• **What you will do**: All of the lines below are to be transcribed faithfully, with pictures excluded from the copy.
──────
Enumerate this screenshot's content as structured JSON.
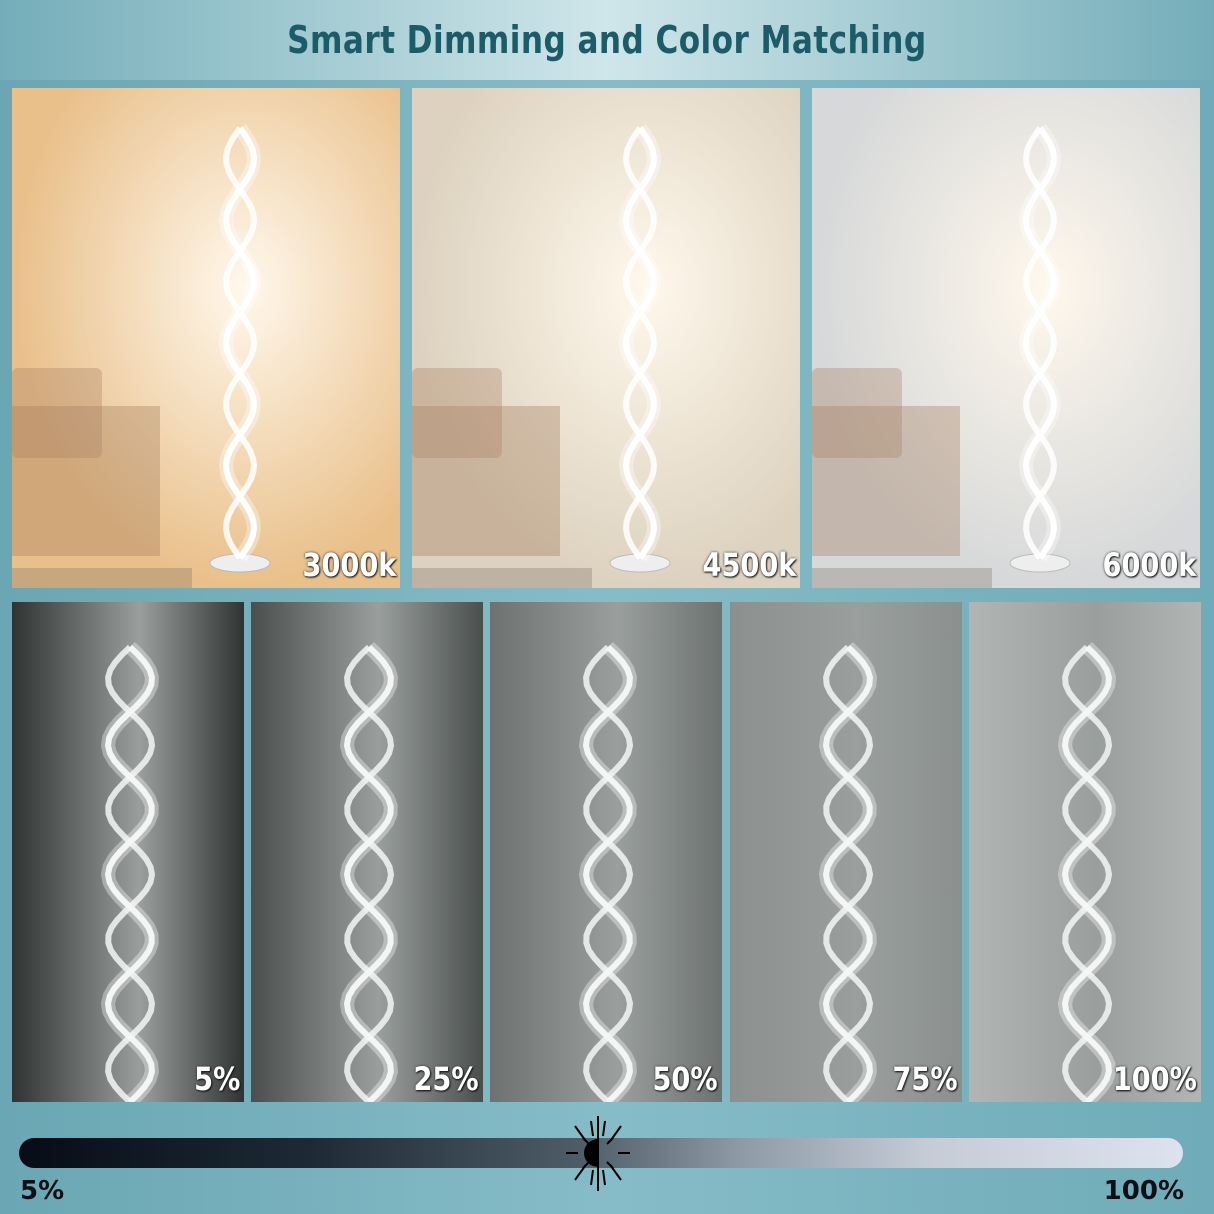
{
  "title": "Smart Dimming and Color Matching",
  "color_temperatures": [
    {
      "label": "3000k",
      "bg": "#e9c08a"
    },
    {
      "label": "4500k",
      "bg": "#ddd2bf"
    },
    {
      "label": "6000k",
      "bg": "#d6d8d9"
    }
  ],
  "brightness_levels": [
    {
      "label": "5%",
      "bg": "#2f3332"
    },
    {
      "label": "25%",
      "bg": "#4a4f4d"
    },
    {
      "label": "50%",
      "bg": "#6d7270"
    },
    {
      "label": "75%",
      "bg": "#8b908e"
    },
    {
      "label": "100%",
      "bg": "#b1b5b3"
    }
  ],
  "brightness_slider": {
    "min_label": "5%",
    "max_label": "100%",
    "icon": "sun-icon"
  }
}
──────
• **Correct response**:
Enumerate this screenshot's content as structured JSON.
{
  "title": "Smart Dimming and Color Matching",
  "color_temperatures": [
    {
      "label": "3000k",
      "bg": "#e9c08a"
    },
    {
      "label": "4500k",
      "bg": "#ddd2bf"
    },
    {
      "label": "6000k",
      "bg": "#d6d8d9"
    }
  ],
  "brightness_levels": [
    {
      "label": "5%",
      "bg": "#2f3332"
    },
    {
      "label": "25%",
      "bg": "#4a4f4d"
    },
    {
      "label": "50%",
      "bg": "#6d7270"
    },
    {
      "label": "75%",
      "bg": "#8b908e"
    },
    {
      "label": "100%",
      "bg": "#b1b5b3"
    }
  ],
  "brightness_slider": {
    "min_label": "5%",
    "max_label": "100%",
    "icon": "sun-icon"
  }
}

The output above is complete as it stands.